Where a line contains the word "dass", copy that line in full.

Provided entries:
* Start *

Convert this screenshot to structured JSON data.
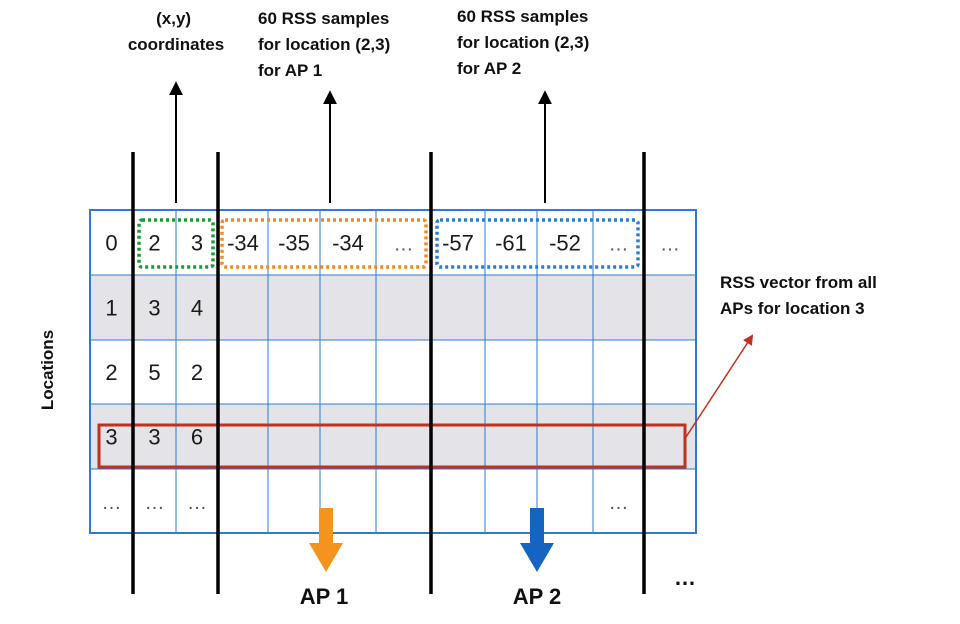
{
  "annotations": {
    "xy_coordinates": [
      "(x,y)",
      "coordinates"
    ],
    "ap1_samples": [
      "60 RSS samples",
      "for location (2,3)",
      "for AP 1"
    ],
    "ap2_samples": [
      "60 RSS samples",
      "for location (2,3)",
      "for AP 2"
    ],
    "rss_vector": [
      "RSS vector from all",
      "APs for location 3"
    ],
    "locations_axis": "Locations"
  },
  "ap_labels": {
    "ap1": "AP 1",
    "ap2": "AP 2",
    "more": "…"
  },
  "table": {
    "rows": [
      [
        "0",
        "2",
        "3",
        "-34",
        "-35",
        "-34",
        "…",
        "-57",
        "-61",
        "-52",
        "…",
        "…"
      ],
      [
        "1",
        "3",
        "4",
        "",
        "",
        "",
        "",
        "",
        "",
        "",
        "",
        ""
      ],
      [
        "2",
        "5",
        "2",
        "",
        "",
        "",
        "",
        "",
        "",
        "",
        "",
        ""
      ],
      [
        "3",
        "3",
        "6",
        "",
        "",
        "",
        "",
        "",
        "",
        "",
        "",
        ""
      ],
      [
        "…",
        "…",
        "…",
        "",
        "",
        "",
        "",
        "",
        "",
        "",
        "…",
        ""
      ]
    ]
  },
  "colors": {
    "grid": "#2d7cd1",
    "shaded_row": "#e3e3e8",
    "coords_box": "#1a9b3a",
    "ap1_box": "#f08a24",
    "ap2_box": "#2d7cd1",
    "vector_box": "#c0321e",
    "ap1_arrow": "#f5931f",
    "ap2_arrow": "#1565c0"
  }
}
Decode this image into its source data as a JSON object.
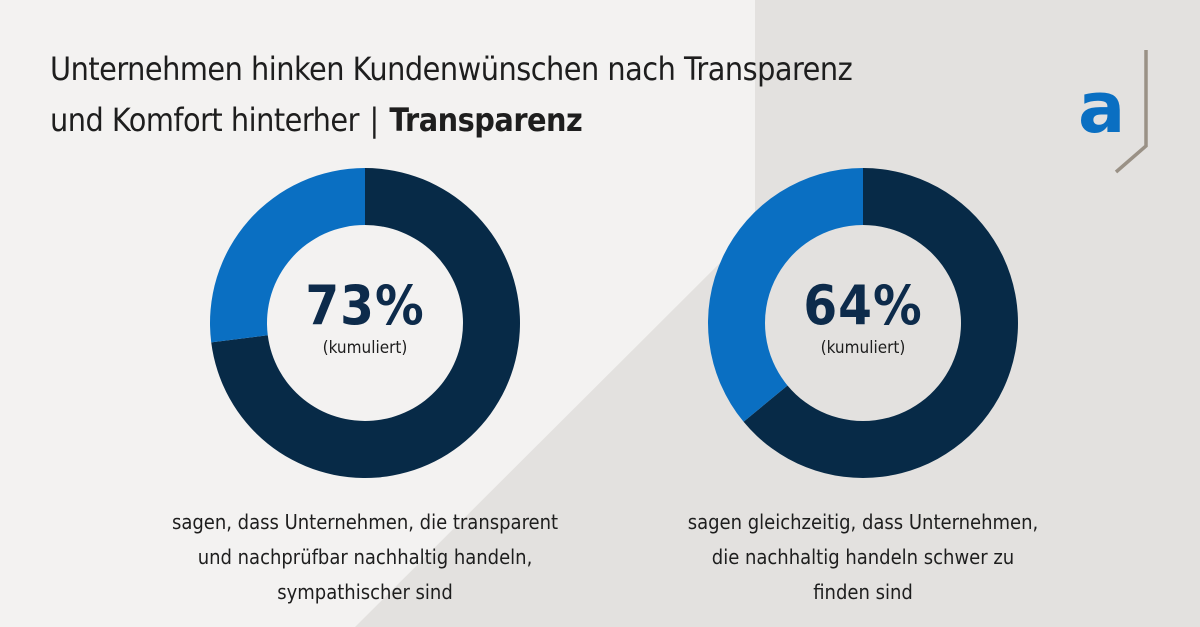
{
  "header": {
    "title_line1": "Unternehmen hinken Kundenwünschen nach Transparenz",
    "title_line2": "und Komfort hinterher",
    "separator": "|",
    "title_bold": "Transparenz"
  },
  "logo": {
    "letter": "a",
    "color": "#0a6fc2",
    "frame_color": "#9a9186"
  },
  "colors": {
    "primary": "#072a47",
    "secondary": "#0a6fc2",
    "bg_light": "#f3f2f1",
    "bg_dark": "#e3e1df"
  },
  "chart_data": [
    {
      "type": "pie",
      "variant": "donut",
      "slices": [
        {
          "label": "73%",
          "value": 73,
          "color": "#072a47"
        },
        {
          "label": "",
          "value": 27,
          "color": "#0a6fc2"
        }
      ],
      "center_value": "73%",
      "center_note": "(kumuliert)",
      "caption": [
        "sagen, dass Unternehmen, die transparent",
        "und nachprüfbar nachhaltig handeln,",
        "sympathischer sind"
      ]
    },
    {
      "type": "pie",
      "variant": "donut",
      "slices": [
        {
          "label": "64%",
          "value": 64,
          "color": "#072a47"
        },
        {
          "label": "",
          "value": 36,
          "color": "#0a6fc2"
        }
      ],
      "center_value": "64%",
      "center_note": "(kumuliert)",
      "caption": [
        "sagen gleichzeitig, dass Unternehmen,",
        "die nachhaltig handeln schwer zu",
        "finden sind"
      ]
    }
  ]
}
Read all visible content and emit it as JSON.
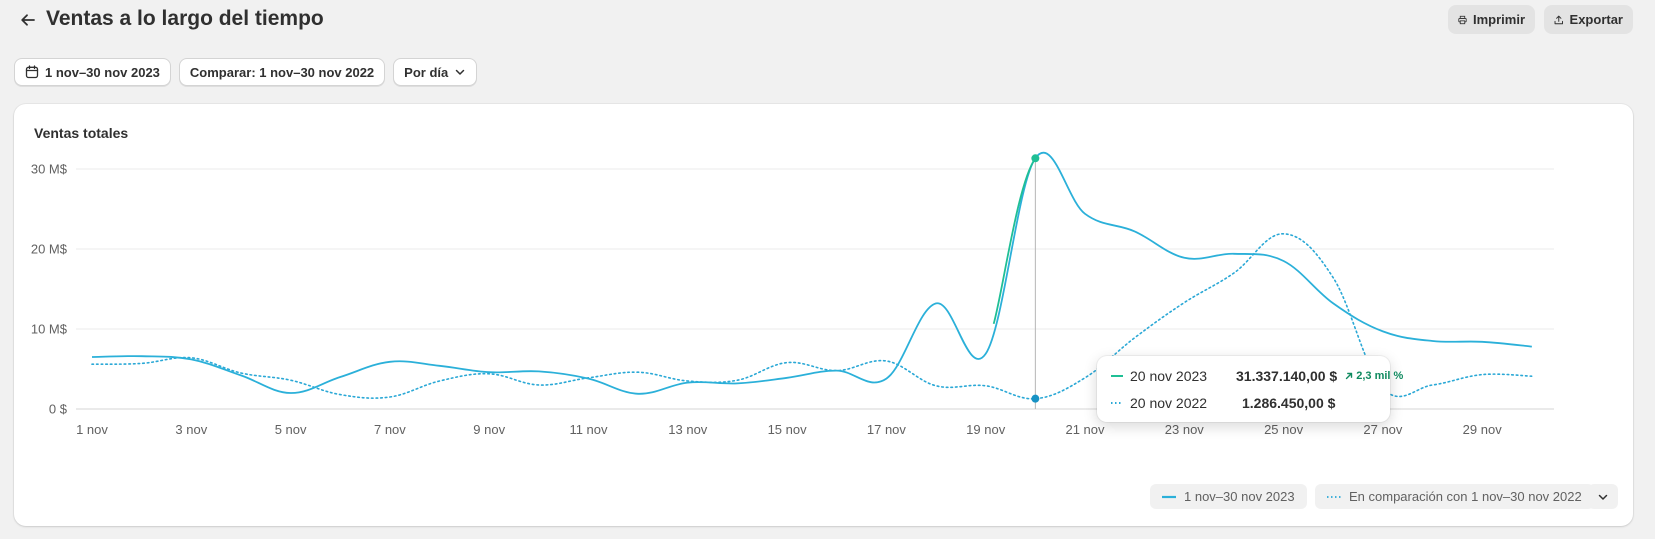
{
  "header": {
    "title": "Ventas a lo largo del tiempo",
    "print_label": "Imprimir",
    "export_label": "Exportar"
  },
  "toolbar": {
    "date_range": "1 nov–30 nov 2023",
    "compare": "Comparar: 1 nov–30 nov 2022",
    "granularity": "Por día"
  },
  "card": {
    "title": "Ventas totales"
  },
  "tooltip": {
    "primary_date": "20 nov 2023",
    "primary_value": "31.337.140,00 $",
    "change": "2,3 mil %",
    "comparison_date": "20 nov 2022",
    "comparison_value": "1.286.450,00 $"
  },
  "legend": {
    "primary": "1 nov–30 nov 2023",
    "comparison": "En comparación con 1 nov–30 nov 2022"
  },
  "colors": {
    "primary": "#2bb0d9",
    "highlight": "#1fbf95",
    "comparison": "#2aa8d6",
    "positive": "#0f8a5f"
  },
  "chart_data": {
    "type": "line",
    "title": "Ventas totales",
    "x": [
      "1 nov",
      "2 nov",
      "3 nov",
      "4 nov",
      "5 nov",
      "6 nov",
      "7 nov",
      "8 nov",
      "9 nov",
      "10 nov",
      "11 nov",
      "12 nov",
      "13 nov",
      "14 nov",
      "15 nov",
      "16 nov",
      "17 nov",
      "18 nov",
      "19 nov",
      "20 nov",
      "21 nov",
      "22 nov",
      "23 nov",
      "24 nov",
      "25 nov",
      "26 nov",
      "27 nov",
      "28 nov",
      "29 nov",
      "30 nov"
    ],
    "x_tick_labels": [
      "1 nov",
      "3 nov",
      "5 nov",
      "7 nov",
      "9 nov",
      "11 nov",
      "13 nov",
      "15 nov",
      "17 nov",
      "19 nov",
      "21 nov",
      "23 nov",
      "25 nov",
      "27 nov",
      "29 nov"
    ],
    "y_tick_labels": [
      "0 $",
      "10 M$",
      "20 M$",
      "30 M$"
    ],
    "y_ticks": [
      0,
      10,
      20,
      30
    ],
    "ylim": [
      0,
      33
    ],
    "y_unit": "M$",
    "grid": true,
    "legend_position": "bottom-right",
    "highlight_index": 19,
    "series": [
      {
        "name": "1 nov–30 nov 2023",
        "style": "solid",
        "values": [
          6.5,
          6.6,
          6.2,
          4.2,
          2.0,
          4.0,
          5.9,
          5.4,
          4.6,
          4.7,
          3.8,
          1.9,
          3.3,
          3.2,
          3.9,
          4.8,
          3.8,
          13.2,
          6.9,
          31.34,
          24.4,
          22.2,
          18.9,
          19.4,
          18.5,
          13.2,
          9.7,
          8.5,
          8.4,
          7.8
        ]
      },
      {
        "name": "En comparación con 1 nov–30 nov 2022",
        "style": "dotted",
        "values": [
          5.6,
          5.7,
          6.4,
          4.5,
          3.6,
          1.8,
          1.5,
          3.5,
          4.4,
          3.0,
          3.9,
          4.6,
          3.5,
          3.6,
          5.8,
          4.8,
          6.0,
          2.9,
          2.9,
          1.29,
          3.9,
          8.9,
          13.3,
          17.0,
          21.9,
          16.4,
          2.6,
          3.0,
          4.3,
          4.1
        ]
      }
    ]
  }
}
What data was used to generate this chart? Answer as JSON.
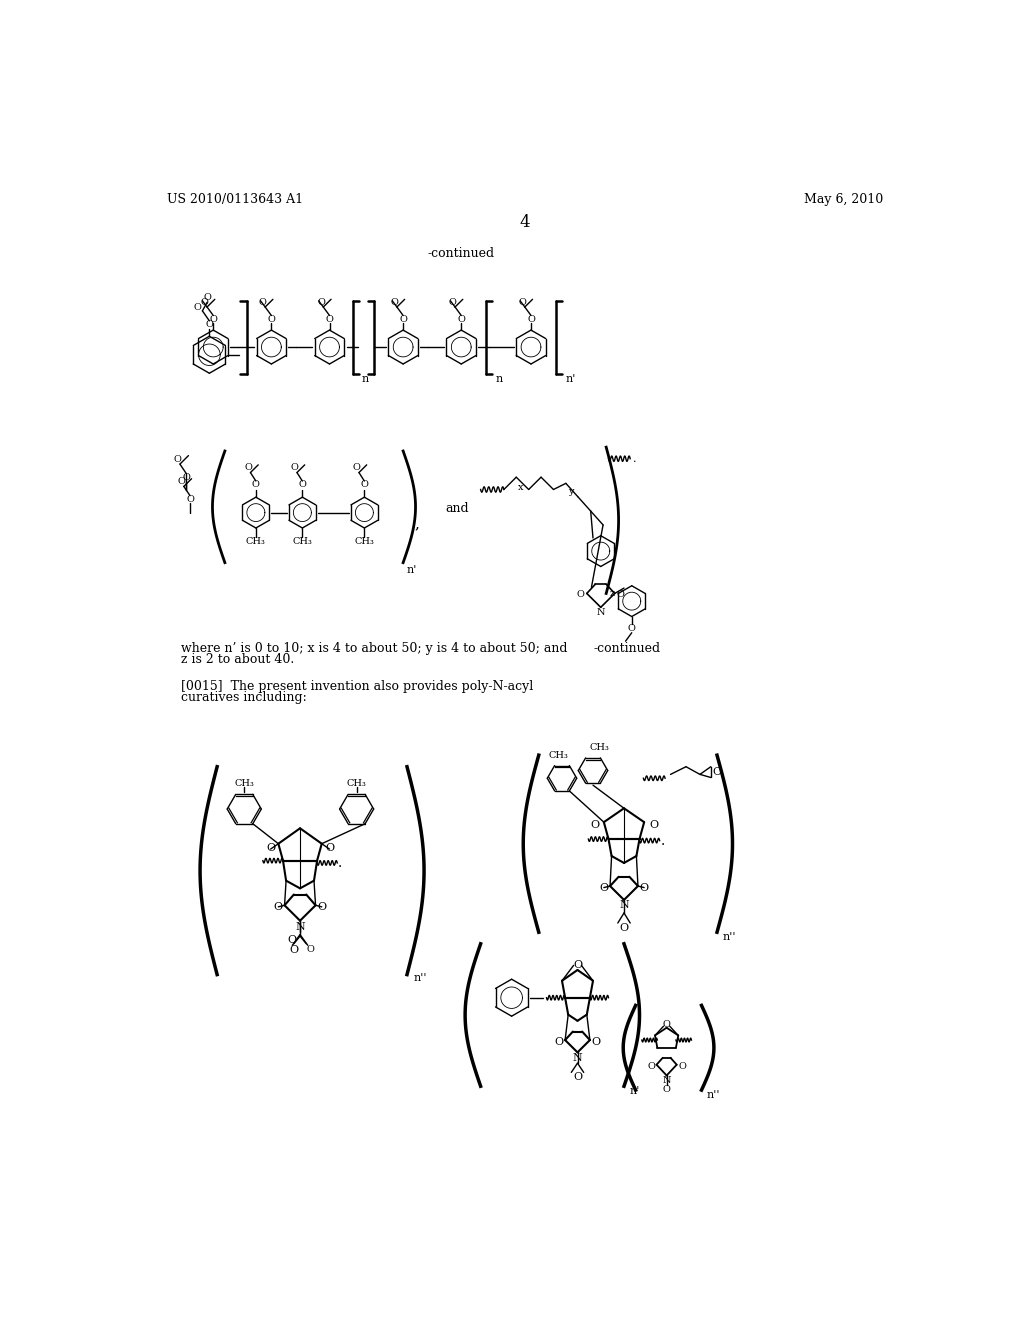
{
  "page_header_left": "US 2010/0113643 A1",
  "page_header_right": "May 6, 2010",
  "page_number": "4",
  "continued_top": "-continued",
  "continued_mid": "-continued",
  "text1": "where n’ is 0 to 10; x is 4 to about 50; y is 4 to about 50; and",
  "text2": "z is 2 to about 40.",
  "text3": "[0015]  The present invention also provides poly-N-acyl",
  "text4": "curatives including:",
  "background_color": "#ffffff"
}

* End *

Full answer:
        "sagen, dass Unternehmen, die transparent",
        "sagen gleichzeitig, dass Unternehmen,",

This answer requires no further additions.